• WORK TO BE COMPLETED: Leave out the pictures and transcribe the rest of the records exactly.

• THE RECORDS:
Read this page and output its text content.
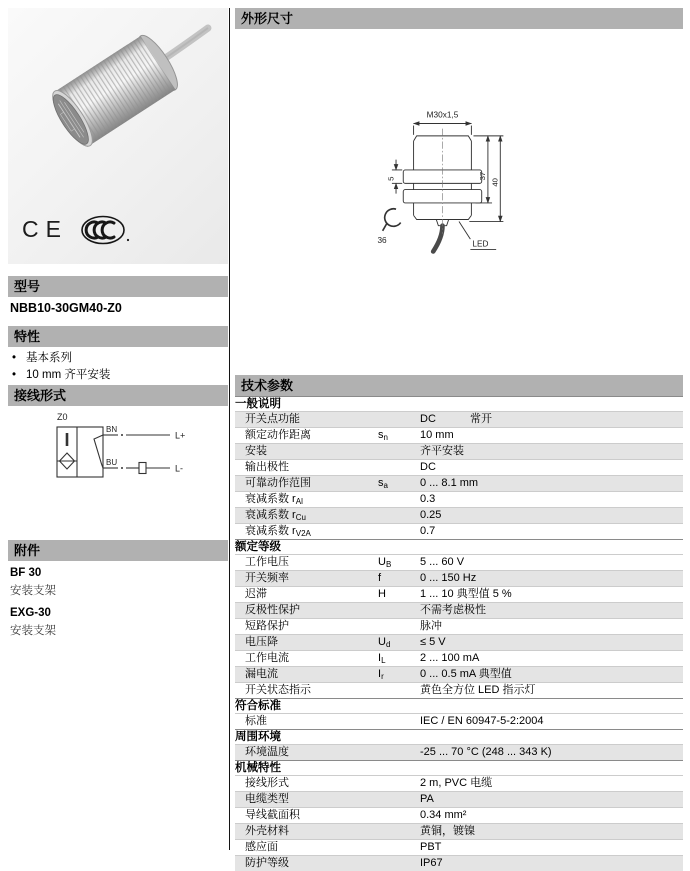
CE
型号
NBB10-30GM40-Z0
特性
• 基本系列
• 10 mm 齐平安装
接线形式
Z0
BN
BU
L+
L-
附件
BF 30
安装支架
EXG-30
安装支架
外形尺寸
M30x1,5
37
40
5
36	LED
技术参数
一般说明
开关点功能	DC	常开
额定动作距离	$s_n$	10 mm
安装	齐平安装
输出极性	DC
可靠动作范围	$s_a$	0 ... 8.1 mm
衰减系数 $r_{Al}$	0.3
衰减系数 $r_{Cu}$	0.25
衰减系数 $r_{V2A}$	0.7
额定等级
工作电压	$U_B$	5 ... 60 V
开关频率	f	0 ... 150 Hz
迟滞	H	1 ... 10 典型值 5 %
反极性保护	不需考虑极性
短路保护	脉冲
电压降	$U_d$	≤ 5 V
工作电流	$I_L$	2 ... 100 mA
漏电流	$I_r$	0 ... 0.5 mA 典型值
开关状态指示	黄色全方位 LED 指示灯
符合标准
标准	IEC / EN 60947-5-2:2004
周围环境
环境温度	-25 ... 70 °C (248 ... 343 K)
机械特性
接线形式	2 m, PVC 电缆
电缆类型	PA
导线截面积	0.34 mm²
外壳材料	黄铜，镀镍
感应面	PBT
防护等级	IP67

• RESPONSE:
Read this page and output its text content.
CE
型号
NBB10-30GM40-Z0
特性
• 基本系列
• 10 mm 齐平安装
接线形式
Z0
BN
BU
L+
L-
附件
BF 30
安装支架
EXG-30
安装支架
外形尺寸
M30x1,5
37
40
5
36	LED
技术参数
一般说明
开关点功能	DC	常开
额定动作距离	$s_n$	10 mm
安装	齐平安装
输出极性	DC
可靠动作范围	$s_a$	0 ... 8.1 mm
衰减系数 $r_{Al}$	0.3
衰减系数 $r_{Cu}$	0.25
衰减系数 $r_{V2A}$	0.7
额定等级
工作电压	$U_B$	5 ... 60 V
开关频率	f	0 ... 150 Hz
迟滞	H	1 ... 10 典型值 5 %
反极性保护	不需考虑极性
短路保护	脉冲
电压降	$U_d$	≤ 5 V
工作电流	$I_L$	2 ... 100 mA
漏电流	$I_r$	0 ... 0.5 mA 典型值
开关状态指示	黄色全方位 LED 指示灯
符合标准
标准	IEC / EN 60947-5-2:2004
周围环境
环境温度	-25 ... 70 °C (248 ... 343 K)
机械特性
接线形式	2 m, PVC 电缆
电缆类型	PA
导线截面积	0.34 mm²
外壳材料	黄铜，镀镍
感应面	PBT
防护等级	IP67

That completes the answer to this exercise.